▸ **Short exercise**
Tally the lines that include "Отсоедините". Output the number only.

▸ **Given information**
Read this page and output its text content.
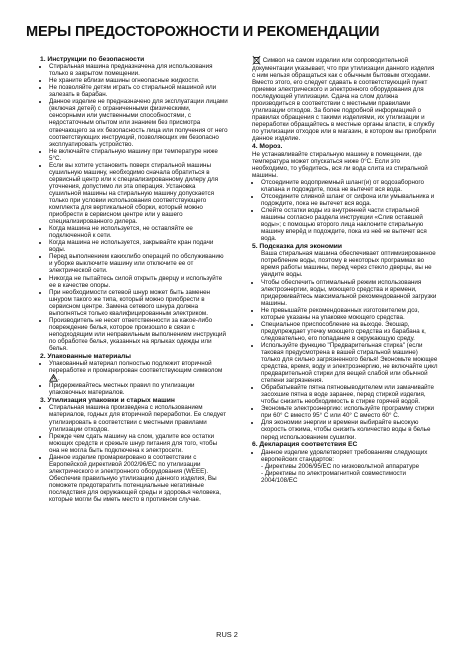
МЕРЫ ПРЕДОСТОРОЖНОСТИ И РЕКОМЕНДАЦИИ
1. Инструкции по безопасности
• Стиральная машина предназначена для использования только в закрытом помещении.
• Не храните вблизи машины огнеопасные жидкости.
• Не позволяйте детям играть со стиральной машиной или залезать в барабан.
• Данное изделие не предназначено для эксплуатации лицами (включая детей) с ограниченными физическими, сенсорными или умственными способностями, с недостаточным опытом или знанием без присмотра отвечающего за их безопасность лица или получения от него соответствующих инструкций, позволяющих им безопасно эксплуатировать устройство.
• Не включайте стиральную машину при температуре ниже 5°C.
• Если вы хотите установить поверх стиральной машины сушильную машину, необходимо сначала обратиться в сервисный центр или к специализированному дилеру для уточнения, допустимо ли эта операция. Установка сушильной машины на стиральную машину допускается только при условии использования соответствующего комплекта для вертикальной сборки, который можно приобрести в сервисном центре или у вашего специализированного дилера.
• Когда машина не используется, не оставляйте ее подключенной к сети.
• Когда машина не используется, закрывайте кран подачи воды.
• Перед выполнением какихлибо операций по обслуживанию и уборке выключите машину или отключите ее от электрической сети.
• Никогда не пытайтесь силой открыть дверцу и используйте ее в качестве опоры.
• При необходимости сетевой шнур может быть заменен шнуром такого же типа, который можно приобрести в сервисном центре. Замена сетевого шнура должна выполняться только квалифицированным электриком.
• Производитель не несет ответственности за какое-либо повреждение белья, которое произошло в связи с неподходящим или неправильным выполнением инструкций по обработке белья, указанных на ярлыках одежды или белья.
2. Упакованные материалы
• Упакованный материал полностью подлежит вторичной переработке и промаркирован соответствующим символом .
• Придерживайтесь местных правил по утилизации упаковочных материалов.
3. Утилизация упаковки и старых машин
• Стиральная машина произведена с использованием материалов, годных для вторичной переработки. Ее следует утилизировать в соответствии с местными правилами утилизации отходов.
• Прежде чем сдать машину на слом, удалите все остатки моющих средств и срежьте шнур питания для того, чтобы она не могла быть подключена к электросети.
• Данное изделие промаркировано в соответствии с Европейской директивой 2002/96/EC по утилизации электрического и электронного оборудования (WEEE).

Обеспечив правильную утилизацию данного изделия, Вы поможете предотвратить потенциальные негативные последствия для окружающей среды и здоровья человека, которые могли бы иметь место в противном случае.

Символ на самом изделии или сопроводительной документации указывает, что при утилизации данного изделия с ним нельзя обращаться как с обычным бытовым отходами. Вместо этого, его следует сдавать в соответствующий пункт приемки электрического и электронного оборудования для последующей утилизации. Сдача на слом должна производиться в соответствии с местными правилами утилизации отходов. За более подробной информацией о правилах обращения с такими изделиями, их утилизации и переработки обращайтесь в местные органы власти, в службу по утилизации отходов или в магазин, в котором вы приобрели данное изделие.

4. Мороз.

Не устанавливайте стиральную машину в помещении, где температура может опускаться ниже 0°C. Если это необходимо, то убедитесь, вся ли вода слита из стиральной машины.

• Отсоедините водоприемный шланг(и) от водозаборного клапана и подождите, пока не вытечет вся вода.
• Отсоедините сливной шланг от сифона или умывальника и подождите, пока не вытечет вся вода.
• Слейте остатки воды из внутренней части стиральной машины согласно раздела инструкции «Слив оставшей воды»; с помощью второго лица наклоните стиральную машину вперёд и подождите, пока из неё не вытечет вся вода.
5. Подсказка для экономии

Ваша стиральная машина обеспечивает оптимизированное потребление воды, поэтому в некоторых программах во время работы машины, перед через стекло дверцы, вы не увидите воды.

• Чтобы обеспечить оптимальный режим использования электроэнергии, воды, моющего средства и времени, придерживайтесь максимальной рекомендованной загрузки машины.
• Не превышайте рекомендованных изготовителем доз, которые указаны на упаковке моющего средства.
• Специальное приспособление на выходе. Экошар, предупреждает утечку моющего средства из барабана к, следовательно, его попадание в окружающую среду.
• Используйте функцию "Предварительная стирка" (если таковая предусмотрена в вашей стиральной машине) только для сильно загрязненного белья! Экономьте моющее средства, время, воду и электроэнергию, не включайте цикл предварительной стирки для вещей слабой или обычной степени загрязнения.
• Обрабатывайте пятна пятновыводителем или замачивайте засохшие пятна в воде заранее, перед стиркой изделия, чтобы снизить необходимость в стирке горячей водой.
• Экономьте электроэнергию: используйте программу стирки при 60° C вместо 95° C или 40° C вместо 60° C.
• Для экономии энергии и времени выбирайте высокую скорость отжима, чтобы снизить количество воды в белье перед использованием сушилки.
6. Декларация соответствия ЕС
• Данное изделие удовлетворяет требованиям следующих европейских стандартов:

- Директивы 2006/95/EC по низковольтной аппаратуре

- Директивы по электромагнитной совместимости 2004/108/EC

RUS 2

▸ **Task answer**
2